* start Selection *

5 Moving Abroad Mistakes That Cost Me Time and Money

Moving abroad was one of the best decisions I ever made — but I also made some expensive mistakes. A year and a half ago I left England for the Dominican Republic, and then ended up relocating to Brazil, and along the way I learned a lot about what not to do when choosing a new country to live in.

If you’re thinking about moving abroad, these five lessons could save you months of stress and several thousand dollars. The biggest one is simple: don’t choose a place based only on a holiday visit.

1. A holiday destination is not the same as a place to live

Packed suitcase, passport, and travel documents symbolizing international relocation and the excitement of moving abroad to a new country

Our first mistake was choosing Punta Cana because it looked perfect on a short scouting trip. We stayed in five-star all-inclusive hotels, loved the beaches, and assumed everyday life would feel the same.

It didn’t.

Once we moved there, the reality was very different: fewer public beaches, limited family-friendly green spaces, more gated-community living than we wanted, and a lot less to do outside the resort bubble. That’s the problem with planning a move from a holiday perspective — you see the best version of the place, not the version you’ll live with every day.

What to do instead

  • Stay in an Airbnb or long-stay apartment, not a hotel.
  • Buy groceries and cook at home.
  • Visit schools, parks, supermarkets, and local neighbourhoods.
  • Spend time outside tourist areas and see how daily life actually works.

2. Test the place in different seasons

Our scouting trip was in February, when the weather was beautiful. When we moved in July, the heat and humidity were brutal, and that changed everything.

High temperatures, heavy humidity, constant air conditioning, and storm season made life more expensive and more stressful than we expected. Electricity bills were much higher because the air con had to run all day and night, and weather issues added another layer of uncertainty.

What to do instead

  • Visit during the hottest and wettest months.
  • Ask locals what the worst season is really like.
  • Check how often power and water go out.
  • Estimate utility bills based on real daily use, not tourist assumptions.

* end Selection *
* start Material shown *

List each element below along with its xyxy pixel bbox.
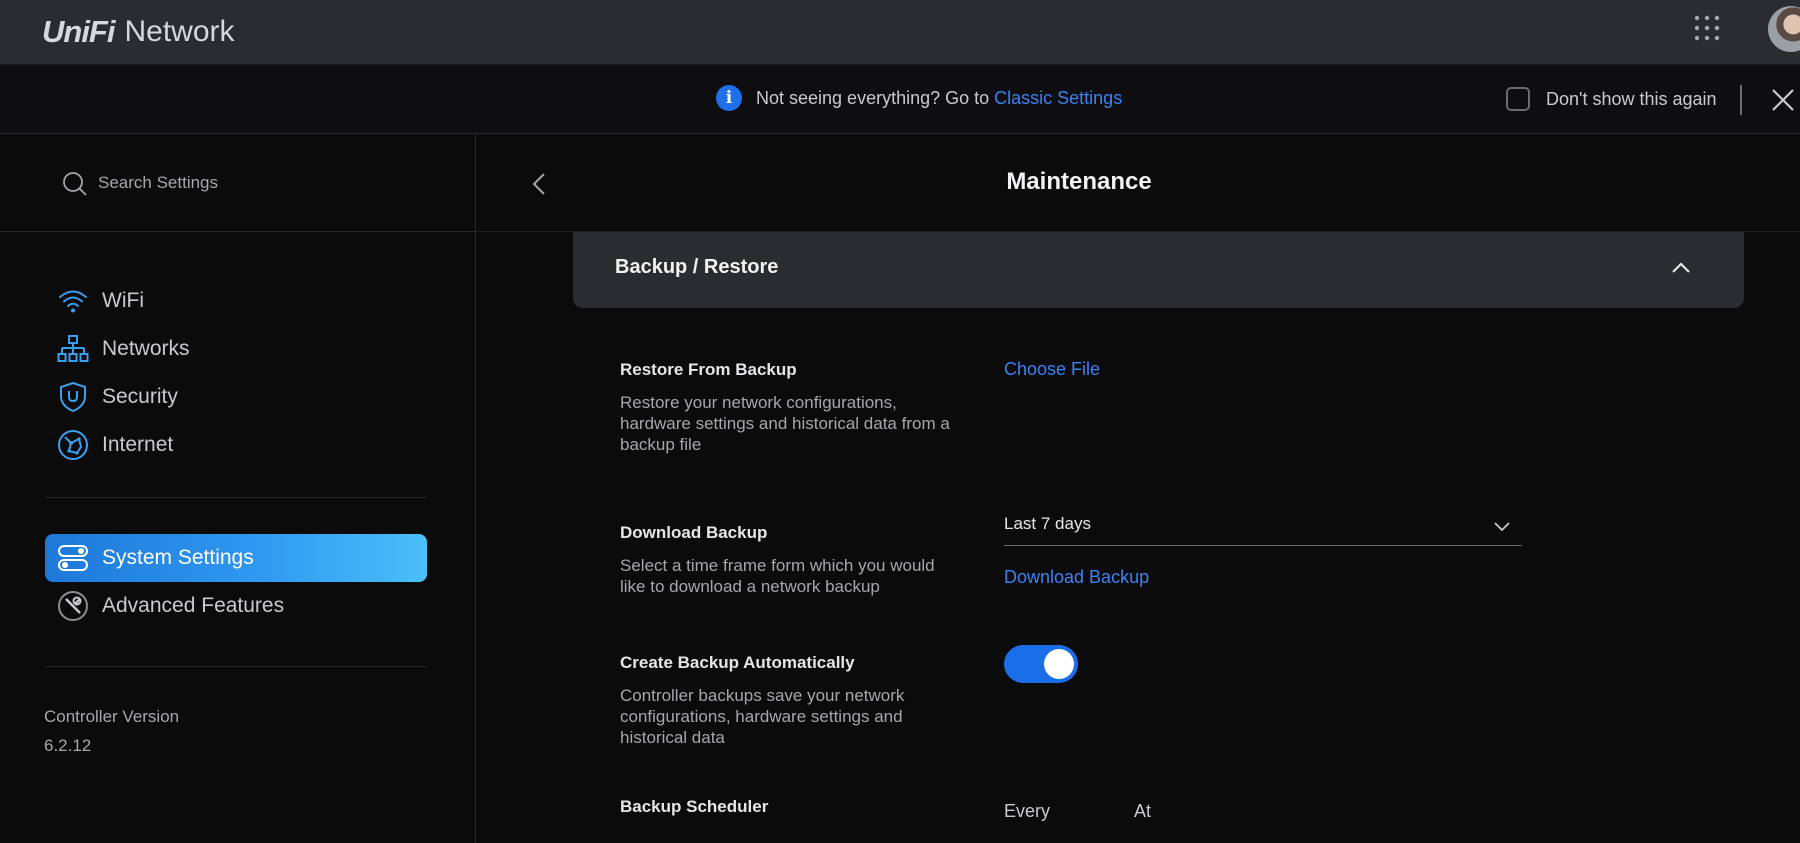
app-grid-icon[interactable] [1692, 13, 1722, 43]
restore-description: Restore your network configurations, har… [620, 393, 950, 454]
controller-version-label: Controller Version [44, 707, 180, 726]
main-content: Maintenance Backup / Restore Restore Fro… [477, 135, 1800, 843]
classic-settings-link[interactable]: Classic Settings [994, 88, 1122, 108]
user-avatar[interactable] [1768, 6, 1800, 52]
sidebar-item-system-settings[interactable]: System Settings [45, 534, 427, 582]
settings-sidebar: WiFi Networks Security [0, 135, 476, 843]
toggle-knob [1044, 649, 1074, 679]
dont-show-checkbox[interactable] [1506, 87, 1530, 111]
controller-version-value: 6.2.12 [44, 736, 92, 755]
backup-scheduler-title: Backup Scheduler [620, 797, 769, 816]
search-input[interactable] [98, 166, 428, 200]
search-icon [63, 172, 87, 196]
sidebar-item-label: Security [102, 385, 178, 408]
backup-timeframe-select[interactable]: Last 7 days [1004, 508, 1522, 546]
info-icon: i [716, 85, 742, 111]
tools-icon [55, 588, 91, 624]
sidebar-item-label: Internet [102, 433, 174, 456]
sidebar-item-networks[interactable]: Networks [45, 325, 427, 373]
network-topology-icon [55, 331, 91, 367]
download-description: Select a time frame form which you would… [620, 556, 935, 596]
schedule-at-label: At [1134, 801, 1152, 821]
logo-product: Network [124, 15, 235, 48]
notice-text: Not seeing everything? Go to Classic Sett… [756, 88, 1122, 109]
classic-settings-notice: i Not seeing everything? Go to Classic Se… [0, 65, 1800, 134]
sidebar-divider [45, 497, 427, 498]
restore-title: Restore From Backup [620, 360, 797, 379]
shield-icon [55, 379, 91, 415]
app-logo[interactable]: UniFi Network [42, 8, 235, 56]
notice-divider [1740, 85, 1742, 115]
auto-backup-description: Controller backups save your network con… [620, 686, 905, 747]
dont-show-again[interactable]: Don't show this again [1506, 87, 1717, 111]
sidebar-item-wifi[interactable]: WiFi [45, 277, 427, 325]
top-bar: UniFi Network [0, 0, 1800, 65]
page-header: Maintenance [477, 135, 1800, 232]
search-bar [0, 135, 476, 232]
sidebar-item-label: Advanced Features [102, 594, 285, 617]
sidebar-item-security[interactable]: Security [45, 373, 427, 421]
backup-restore-section-header[interactable]: Backup / Restore [573, 232, 1744, 308]
sidebar-divider [45, 666, 427, 667]
chevron-up-icon[interactable] [1669, 256, 1693, 280]
download-title: Download Backup [620, 523, 768, 542]
sidebar-item-label: WiFi [102, 289, 144, 312]
auto-backup-toggle[interactable] [1004, 645, 1078, 683]
download-backup-link[interactable]: Download Backup [1004, 567, 1149, 588]
globe-icon [55, 427, 91, 463]
sidebar-item-advanced-features[interactable]: Advanced Features [45, 582, 427, 630]
select-value: Last 7 days [1004, 514, 1091, 533]
schedule-every-label: Every [1004, 801, 1051, 821]
sidebar-item-label: Networks [102, 337, 190, 360]
notice-message: Not seeing everything? Go to [756, 88, 990, 108]
choose-file-link[interactable]: Choose File [1004, 359, 1100, 380]
close-icon[interactable] [1768, 85, 1798, 115]
logo-brand: UniFi [42, 14, 115, 49]
page-title: Maintenance [1006, 168, 1152, 195]
sidebar-item-label: System Settings [102, 546, 254, 569]
chevron-down-icon [1494, 522, 1510, 532]
section-title: Backup / Restore [615, 256, 779, 278]
toggles-icon [55, 540, 91, 576]
sidebar-item-internet[interactable]: Internet [45, 421, 427, 469]
dont-show-label: Don't show this again [1546, 88, 1717, 109]
auto-backup-title: Create Backup Automatically [620, 653, 855, 672]
wifi-icon [55, 283, 91, 319]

* end Material shown *

- _Exercise set_:
(a) Duplicate the moving-abroad article from "Our scouting trip" down to "and wettest months.".
(b) According to the moving-abroad article, why were the electricity bills so much higher after the July move? Answer in one to three sentences.
(c) Resume the moving-abroad article from the point where it stops.
The items have nothing to do with this work.

- _Solved tasks_:
(a)
Our scouting trip was in February, when the weather was beautiful. When we moved in July, the heat and humidity were brutal, and that changed everything.

High temperatures, heavy humidity, constant air conditioning, and storm season made life more expensive and more stressful than we expected. Electricity bills were much higher because the air con had to run all day and night, and weather issues added another layer of uncertainty.

What to do instead

  • Visit during the hottest and wettest months.

(b) The heat and humidity were brutal, so the air conditioning had to run all day and night. That constant use pushed the electricity bills much higher.

(c)
3. Don’t ignore transport and everyday friction

Driving in the Dominican Republic was one of the biggest stress points for us. Cars would come within inches, nobody would let you out at junctions, and road behaviour felt chaotic in a way that became exhausting with young children in the car.

That kind of daily friction matters. It affects whether you feel relaxed, whether you use a car or rely on taxis, and how safe and settled your family feels day to day.

Busy city street with dense traffic, highlighting transport challenges, commuting stress, and everyday friction expats may experience after relocating abroad.

What to do instead

  • Drive local roads yourself before committing.
  • Test rush-hour traffic.
  • Ask how people get around for school runs, groceries, and weekend trips.
  • Factor road stress into your decision, not just cost.

4. Always check hidden costs

The cost of living was not just groceries and rent. Taxes, tips, service charges, and import costs added up fast. Even simple errands could cost more than expected, and tipping felt expected far more often than we were used to.

That kind of price creep is easy to miss if you only look at headline costs. A place can look affordable on paper and still drain your budget once you add the real-life extras.

What to do instead

  • Build a budget with a buffer for taxes and fees.
  • Ask locals what they actually pay for groceries, eating out, and utilities.
  • Don’t trust the cheapest online cost-of-living estimate.
  • Add a contingency fund for unexpected relocation expenses.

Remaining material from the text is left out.